**Job**
Omit the pictures, then write out every entry exactly as it reads.

**Given records**
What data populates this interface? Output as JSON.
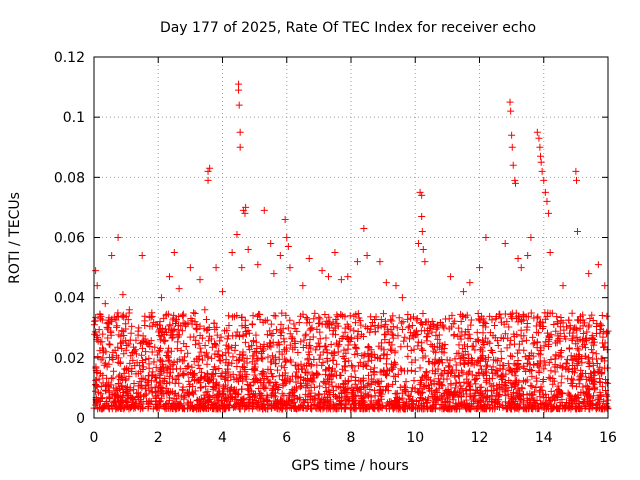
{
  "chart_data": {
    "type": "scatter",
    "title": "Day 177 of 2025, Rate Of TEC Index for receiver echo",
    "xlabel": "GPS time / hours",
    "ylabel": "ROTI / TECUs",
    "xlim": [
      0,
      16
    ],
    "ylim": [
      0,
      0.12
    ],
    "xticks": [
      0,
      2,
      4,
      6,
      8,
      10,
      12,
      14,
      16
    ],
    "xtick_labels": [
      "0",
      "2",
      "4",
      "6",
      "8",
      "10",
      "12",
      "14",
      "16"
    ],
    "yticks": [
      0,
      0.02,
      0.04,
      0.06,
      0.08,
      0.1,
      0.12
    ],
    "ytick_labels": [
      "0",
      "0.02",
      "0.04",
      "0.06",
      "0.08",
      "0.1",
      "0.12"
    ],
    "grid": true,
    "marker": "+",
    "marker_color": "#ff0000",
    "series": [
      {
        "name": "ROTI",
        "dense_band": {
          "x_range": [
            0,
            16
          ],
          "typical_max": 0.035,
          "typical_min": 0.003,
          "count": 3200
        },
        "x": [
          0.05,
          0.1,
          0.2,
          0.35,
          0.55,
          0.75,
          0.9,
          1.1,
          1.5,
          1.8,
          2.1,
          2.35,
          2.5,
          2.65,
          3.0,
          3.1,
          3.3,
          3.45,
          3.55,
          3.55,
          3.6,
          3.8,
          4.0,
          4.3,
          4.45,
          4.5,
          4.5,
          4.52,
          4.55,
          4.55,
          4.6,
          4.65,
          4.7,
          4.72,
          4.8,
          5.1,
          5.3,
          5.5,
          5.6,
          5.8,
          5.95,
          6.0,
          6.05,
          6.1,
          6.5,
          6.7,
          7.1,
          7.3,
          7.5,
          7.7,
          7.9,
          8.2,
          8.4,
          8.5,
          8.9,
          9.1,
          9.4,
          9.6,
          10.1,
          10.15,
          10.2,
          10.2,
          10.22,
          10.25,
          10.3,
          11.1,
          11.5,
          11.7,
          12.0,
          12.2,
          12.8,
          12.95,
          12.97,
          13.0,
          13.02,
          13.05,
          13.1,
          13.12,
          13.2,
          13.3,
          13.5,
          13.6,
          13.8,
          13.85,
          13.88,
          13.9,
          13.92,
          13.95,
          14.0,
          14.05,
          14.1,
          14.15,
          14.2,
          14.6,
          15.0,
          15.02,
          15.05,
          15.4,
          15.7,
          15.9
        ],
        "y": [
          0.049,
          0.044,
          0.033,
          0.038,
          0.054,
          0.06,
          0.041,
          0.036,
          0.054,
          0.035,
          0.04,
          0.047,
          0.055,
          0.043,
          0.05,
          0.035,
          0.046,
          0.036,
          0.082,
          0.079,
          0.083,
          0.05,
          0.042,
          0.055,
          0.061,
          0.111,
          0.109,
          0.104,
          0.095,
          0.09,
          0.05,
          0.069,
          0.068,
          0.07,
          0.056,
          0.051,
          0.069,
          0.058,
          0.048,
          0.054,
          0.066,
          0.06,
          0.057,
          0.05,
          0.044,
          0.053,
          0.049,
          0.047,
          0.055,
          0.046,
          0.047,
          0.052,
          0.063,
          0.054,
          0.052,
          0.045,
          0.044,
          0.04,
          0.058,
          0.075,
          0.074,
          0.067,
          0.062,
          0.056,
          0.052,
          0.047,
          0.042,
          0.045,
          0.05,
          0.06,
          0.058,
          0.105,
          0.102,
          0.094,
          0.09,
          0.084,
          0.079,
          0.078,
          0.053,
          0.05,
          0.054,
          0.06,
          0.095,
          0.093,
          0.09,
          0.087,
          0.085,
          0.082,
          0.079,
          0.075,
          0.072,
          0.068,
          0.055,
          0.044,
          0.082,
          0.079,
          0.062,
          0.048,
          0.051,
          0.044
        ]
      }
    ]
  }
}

**The output**
What data populates this interface? Output as JSON.
{
  "chart_data": {
    "type": "scatter",
    "title": "Day 177 of 2025, Rate Of TEC Index for receiver echo",
    "xlabel": "GPS time / hours",
    "ylabel": "ROTI / TECUs",
    "xlim": [
      0,
      16
    ],
    "ylim": [
      0,
      0.12
    ],
    "xticks": [
      0,
      2,
      4,
      6,
      8,
      10,
      12,
      14,
      16
    ],
    "xtick_labels": [
      "0",
      "2",
      "4",
      "6",
      "8",
      "10",
      "12",
      "14",
      "16"
    ],
    "yticks": [
      0,
      0.02,
      0.04,
      0.06,
      0.08,
      0.1,
      0.12
    ],
    "ytick_labels": [
      "0",
      "0.02",
      "0.04",
      "0.06",
      "0.08",
      "0.1",
      "0.12"
    ],
    "grid": true,
    "marker": "+",
    "marker_color": "#ff0000",
    "series": [
      {
        "name": "ROTI",
        "dense_band": {
          "x_range": [
            0,
            16
          ],
          "typical_max": 0.035,
          "typical_min": 0.003,
          "count": 3200
        },
        "x": [
          0.05,
          0.1,
          0.2,
          0.35,
          0.55,
          0.75,
          0.9,
          1.1,
          1.5,
          1.8,
          2.1,
          2.35,
          2.5,
          2.65,
          3.0,
          3.1,
          3.3,
          3.45,
          3.55,
          3.55,
          3.6,
          3.8,
          4.0,
          4.3,
          4.45,
          4.5,
          4.5,
          4.52,
          4.55,
          4.55,
          4.6,
          4.65,
          4.7,
          4.72,
          4.8,
          5.1,
          5.3,
          5.5,
          5.6,
          5.8,
          5.95,
          6.0,
          6.05,
          6.1,
          6.5,
          6.7,
          7.1,
          7.3,
          7.5,
          7.7,
          7.9,
          8.2,
          8.4,
          8.5,
          8.9,
          9.1,
          9.4,
          9.6,
          10.1,
          10.15,
          10.2,
          10.2,
          10.22,
          10.25,
          10.3,
          11.1,
          11.5,
          11.7,
          12.0,
          12.2,
          12.8,
          12.95,
          12.97,
          13.0,
          13.02,
          13.05,
          13.1,
          13.12,
          13.2,
          13.3,
          13.5,
          13.6,
          13.8,
          13.85,
          13.88,
          13.9,
          13.92,
          13.95,
          14.0,
          14.05,
          14.1,
          14.15,
          14.2,
          14.6,
          15.0,
          15.02,
          15.05,
          15.4,
          15.7,
          15.9
        ],
        "y": [
          0.049,
          0.044,
          0.033,
          0.038,
          0.054,
          0.06,
          0.041,
          0.036,
          0.054,
          0.035,
          0.04,
          0.047,
          0.055,
          0.043,
          0.05,
          0.035,
          0.046,
          0.036,
          0.082,
          0.079,
          0.083,
          0.05,
          0.042,
          0.055,
          0.061,
          0.111,
          0.109,
          0.104,
          0.095,
          0.09,
          0.05,
          0.069,
          0.068,
          0.07,
          0.056,
          0.051,
          0.069,
          0.058,
          0.048,
          0.054,
          0.066,
          0.06,
          0.057,
          0.05,
          0.044,
          0.053,
          0.049,
          0.047,
          0.055,
          0.046,
          0.047,
          0.052,
          0.063,
          0.054,
          0.052,
          0.045,
          0.044,
          0.04,
          0.058,
          0.075,
          0.074,
          0.067,
          0.062,
          0.056,
          0.052,
          0.047,
          0.042,
          0.045,
          0.05,
          0.06,
          0.058,
          0.105,
          0.102,
          0.094,
          0.09,
          0.084,
          0.079,
          0.078,
          0.053,
          0.05,
          0.054,
          0.06,
          0.095,
          0.093,
          0.09,
          0.087,
          0.085,
          0.082,
          0.079,
          0.075,
          0.072,
          0.068,
          0.055,
          0.044,
          0.082,
          0.079,
          0.062,
          0.048,
          0.051,
          0.044
        ]
      }
    ]
  }
}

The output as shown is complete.